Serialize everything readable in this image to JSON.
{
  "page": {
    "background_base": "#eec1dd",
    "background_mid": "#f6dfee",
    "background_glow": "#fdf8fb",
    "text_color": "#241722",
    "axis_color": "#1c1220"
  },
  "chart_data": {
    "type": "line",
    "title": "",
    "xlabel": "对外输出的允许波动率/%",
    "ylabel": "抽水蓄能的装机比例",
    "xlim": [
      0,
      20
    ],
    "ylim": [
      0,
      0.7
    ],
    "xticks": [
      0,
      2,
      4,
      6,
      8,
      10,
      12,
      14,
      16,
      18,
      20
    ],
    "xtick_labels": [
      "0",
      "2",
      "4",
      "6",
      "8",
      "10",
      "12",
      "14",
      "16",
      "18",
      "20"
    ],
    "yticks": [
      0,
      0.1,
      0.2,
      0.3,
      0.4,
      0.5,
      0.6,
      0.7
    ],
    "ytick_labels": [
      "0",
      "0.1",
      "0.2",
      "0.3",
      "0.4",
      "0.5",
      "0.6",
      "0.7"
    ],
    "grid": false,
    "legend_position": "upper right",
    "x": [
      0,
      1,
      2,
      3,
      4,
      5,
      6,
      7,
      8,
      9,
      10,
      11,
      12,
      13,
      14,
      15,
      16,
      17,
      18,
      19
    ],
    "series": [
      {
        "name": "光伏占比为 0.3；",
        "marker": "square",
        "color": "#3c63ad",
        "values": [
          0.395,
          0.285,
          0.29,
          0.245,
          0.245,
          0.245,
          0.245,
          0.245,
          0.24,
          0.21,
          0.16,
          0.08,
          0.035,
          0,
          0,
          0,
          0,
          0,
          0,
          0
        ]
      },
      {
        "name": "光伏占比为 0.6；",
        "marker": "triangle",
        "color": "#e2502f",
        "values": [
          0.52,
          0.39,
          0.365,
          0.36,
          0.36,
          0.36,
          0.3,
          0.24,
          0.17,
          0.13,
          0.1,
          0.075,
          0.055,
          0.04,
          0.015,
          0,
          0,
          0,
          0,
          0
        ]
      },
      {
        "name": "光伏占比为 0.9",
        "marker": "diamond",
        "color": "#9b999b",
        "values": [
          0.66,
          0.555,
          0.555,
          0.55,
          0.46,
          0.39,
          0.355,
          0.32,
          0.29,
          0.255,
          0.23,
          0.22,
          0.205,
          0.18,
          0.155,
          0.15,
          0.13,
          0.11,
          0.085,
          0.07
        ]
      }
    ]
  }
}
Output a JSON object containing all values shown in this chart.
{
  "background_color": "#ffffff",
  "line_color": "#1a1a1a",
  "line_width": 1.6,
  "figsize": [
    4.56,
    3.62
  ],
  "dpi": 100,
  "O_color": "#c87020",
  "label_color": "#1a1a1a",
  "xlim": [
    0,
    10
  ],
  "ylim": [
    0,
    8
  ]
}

-*-

▶ AIM OF THE TASK:
Word for word, quote the lines from the line containing "Output a JSON" through the end of the material, both included, and nothing else.

▶ SOLVED PROBLEM:
Output a JSON object containing all values shown in this chart.
{
  "background_color": "#ffffff",
  "line_color": "#1a1a1a",
  "line_width": 1.6,
  "figsize": [
    4.56,
    3.62
  ],
  "dpi": 100,
  "O_color": "#c87020",
  "label_color": "#1a1a1a",
  "xlim": [
    0,
    10
  ],
  "ylim": [
    0,
    8
  ]
}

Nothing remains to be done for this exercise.